▶ [Requirement]:
All lines holding the string "ХЛОПОК" are to be shown.
━━━━━━━━━━━━━━━━━━━━━━━━━━━━━━
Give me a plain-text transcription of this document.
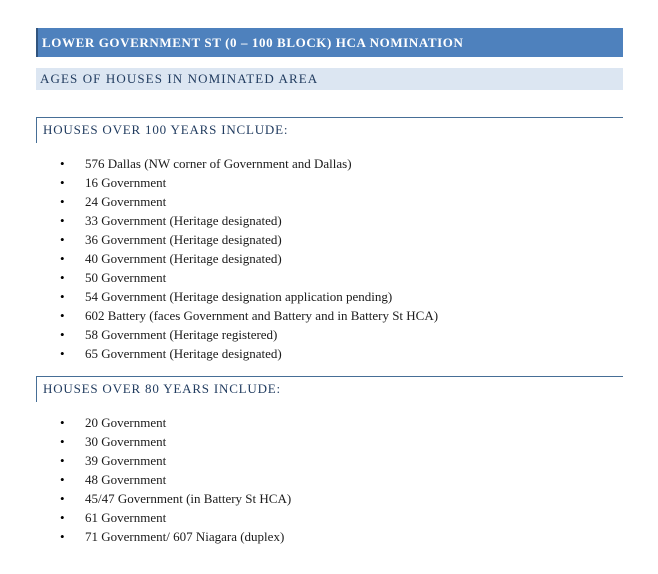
LOWER GOVERNMENT ST (0 – 100 BLOCK) HCA NOMINATION
AGES OF HOUSES IN NOMINATED AREA
HOUSES OVER 100 YEARS INCLUDE:
• 576 Dallas (NW corner of Government and Dallas)
• 16 Government
• 24 Government
• 33 Government (Heritage designated)
• 36 Government (Heritage designated)
• 40 Government (Heritage designated)
• 50 Government
• 54 Government (Heritage designation application pending)
• 602 Battery (faces Government and Battery and in Battery St HCA)
• 58 Government (Heritage registered)
• 65 Government (Heritage designated)
HOUSES OVER 80 YEARS INCLUDE:
• 20 Government
• 30 Government
• 39 Government
• 48 Government
• 45/47 Government (in Battery St HCA)
• 61 Government
• 71 Government/ 607 Niagara (duplex)
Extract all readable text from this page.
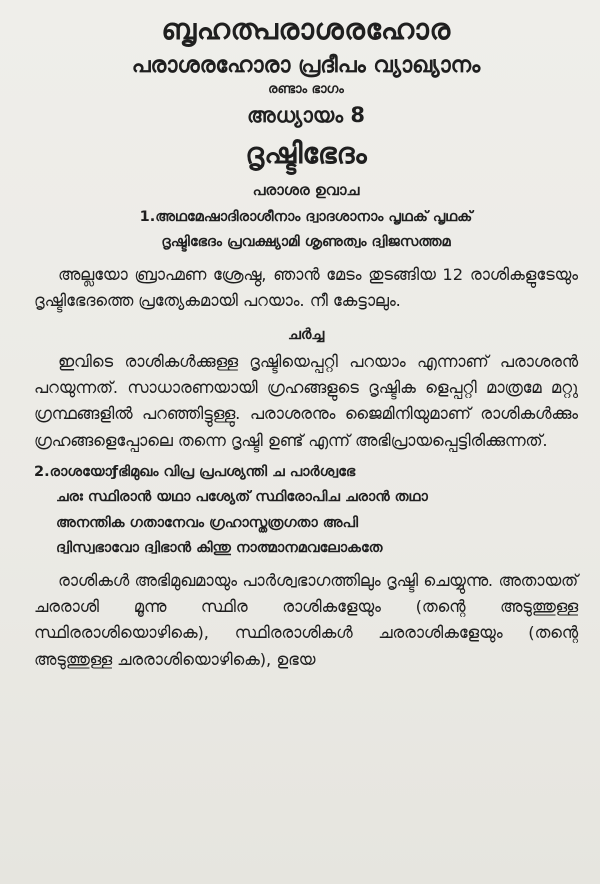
ബൃഹത്പരാശരഹോര
പരാശരഹോരാ പ്രദീപം വ്യാഖ്യാനം
രണ്ടാം ഭാഗം
അധ്യായം 8
ദൃഷ്ടിഭേദം
പരാശര ഉവാച
1.അഥമേഷാദിരാശീനാം ദ്വാദശാനാം പൃഥക് പൃഥക്
ദൃഷ്ടിഭേദം പ്രവക്ഷ്യാമി ശൃണുത്വം ദ്വിജസത്തമ

അല്ലയോ ബ്രാഹ്മണ ശ്രേഷ്ഠ, ഞാൻ മേടം തുടങ്ങിയ 12 രാശികളുടേയും ദൃഷ്ടിഭേദത്തെ പ്രത്യേകമായി പറയാം. നീ കേട്ടാലും.

ചർച്ച

ഇവിടെ രാശികൾക്കുള്ള ദൃഷ്ടിയെപ്പറ്റി പറയാം എന്നാണ് പരാശരൻ പറയുന്നത്. സാധാരണയായി ഗ്രഹങ്ങളുടെ ദൃഷ്ടിക ളെപ്പറ്റി മാത്രമേ മറ്റു ഗ്രന്ഥങ്ങളിൽ പറഞ്ഞിട്ടുള്ളു. പരാശരനും ജൈമിനിയുമാണ് രാശികൾക്കും ഗ്രഹങ്ങളെപ്പോലെ തന്നെ ദൃഷ്ടി ഉണ്ട് എന്ന് അഭിപ്രായപ്പെട്ടിരിക്കുന്നത്.

2.രാശയോƒഭിമുഖം വിപ്ര പ്രപശ്യന്തി ച പാർശ്വഭേ
ചരഃ സ്ഥിരാൻ യഥാ പശ്യേത് സ്ഥിരോപിച ചരാൻ തഥാ
അനന്തിക ഗതാനേവം ഗ്രഹാസ്തത്രഗതാ അപി
ദ്വിസ്വഭാവോ ദ്വിഭാൻ കിന്തു നാത്മാനമവലോകതേ

രാശികൾ അഭിമുഖമായും പാർശ്വഭാഗത്തിലും ദൃഷ്ടി ചെയ്യുന്നു. അതായത് ചരരാശി മൂന്നു സ്ഥിര രാശികളേയും (തന്റെ അടുത്തുള്ള സ്ഥിരരാശിയൊഴികെ), സ്ഥിരരാശികൾ ചരരാശികളേയും (തന്റെ അടുത്തുള്ള ചരരാശിയൊഴികെ), ഉഭയ
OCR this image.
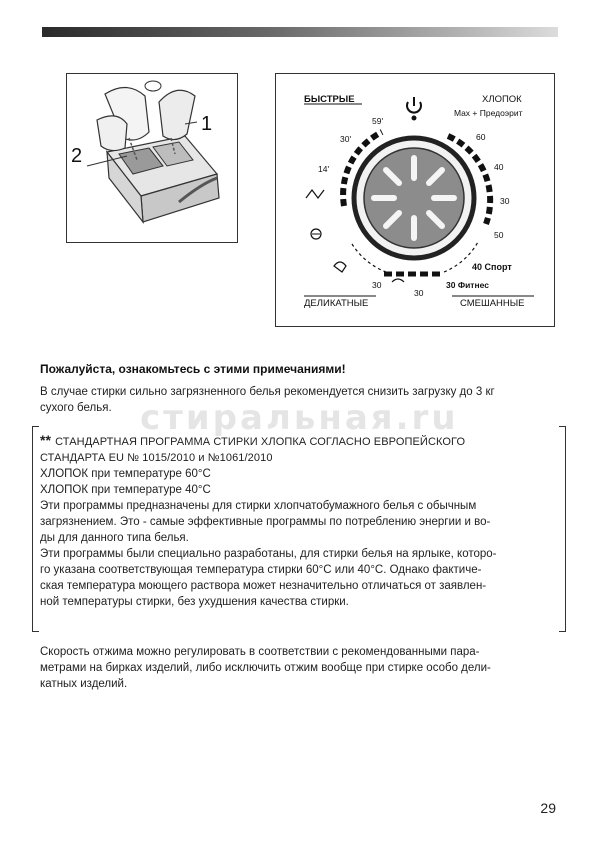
1
2
БЫСТРЫЕ	ХЛОПОК
Max + Предоэрит
ДЕЛИКАТНЫЕ	СМЕШАННЫЕ
40 Спорт
30 Фитнес
59'
30'
14'
60
40
30
50
30
30
Пожалуйста, ознакомьтесь с этими примечаниями!
В случае стирки сильно загрязненного белья рекомендуется снизить загрузку до 3 кг
сухого белья. стиральная.ru
** СТАНДАРТНАЯ ПРОГРАММА СТИРКИ ХЛОПКА СОГЛАСНО ЕВРОПЕЙСКОГО
СТАНДАРТА EU № 1015/2010 и №1061/2010
ХЛОПОК при температуре 60°С
ХЛОПОК при температуре 40°С
Эти программы предназначены для стирки хлопчатобумажного белья с обычным
загрязнением. Это - самые эффективные программы по потреблению энергии и во-
ды для данного типа белья.
Эти программы были специально разработаны, для стирки белья на ярлыке, которо-
го указана соответствующая температура стирки 60°С или 40°С. Однако фактиче-
ская температура моющего раствора может незначительно отличаться от заявлен-
ной температуры стирки, без ухудшения качества стирки.
Скорость отжима можно регулировать в соответствии с рекомендованными пара-
метрами на бирках изделий, либо исключить отжим вообще при стирке особо дели-
катных изделий.
29
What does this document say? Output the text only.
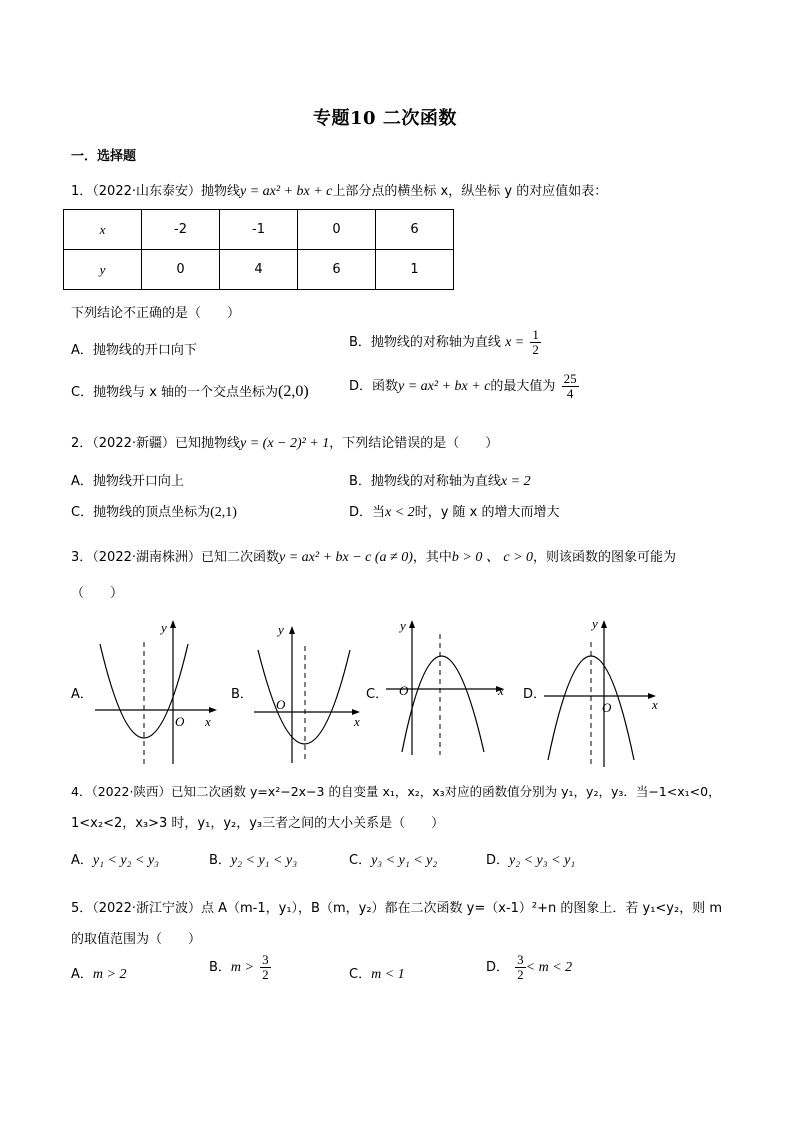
专题10 二次函数
一．选择题
1．（2022·山东泰安）抛物线y = ax² + bx + c上部分点的横坐标 x，纵坐标 y 的对应值如表：
x	-2	-1	0	6
y	0	4	6	1
下列结论不正确的是（　　）
A．抛物线的开口向下
B．抛物线的对称轴为直线 $x = \frac{1}{2}$
C．抛物线与 x 轴的一个交点坐标为(2,0)	D．函数y = ax² + bx + c的最大值为 $\frac{25}{4}$
2．（2022·新疆）已知抛物线y = (x − 2)² + 1，下列结论错误的是（　　）
A．抛物线开口向上	B．抛物线的对称轴为直线x = 2
C．抛物线的顶点坐标为(2,1)	D．当x < 2时，y 随 x 的增大而增大
3．（2022·湖南株洲）已知二次函数y = ax² + bx − c (a ≠ 0)，其中b > 0 、 c > 0，则该函数的图象可能为
（　　）
A．
y
x
O
B．
y
x
O
C．
y
x
O	D．
y
x
O
4．（2022·陕西）已知二次函数 y=x²−2x−3 的自变量 x₁，x₂，x₃对应的函数值分别为 y₁，y₂，y₃．当−1<x₁<0，
1<x₂<2，x₃>3 时，y₁，y₂，y₃三者之间的大小关系是（　　）
A．y₁ < y₂ < y₃	B．y₂ < y₁ < y₃	C．y₃ < y₁ < y₂	D．y₂ < y₃ < y₁
5．（2022·浙江宁波）点 A（m-1，y₁），B（m，y₂）都在二次函数 y=（x-1）²+n 的图象上．若 y₁<y₂，则 m
的取值范围为（　　）
A．m > 2	B．$m > \frac{3}{2}$	C．m < 1	D． $\frac{3}{2} < m < 2$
━━━━━━━━━━━━━━━━━━━━━━━━━━━━━━
▶ [Answer for this exercise]:
БЫСТРЫЕ	ХЛОПОК
ХЛОПОК при температуре 60°С
ХЛОПОК при температуре 40°С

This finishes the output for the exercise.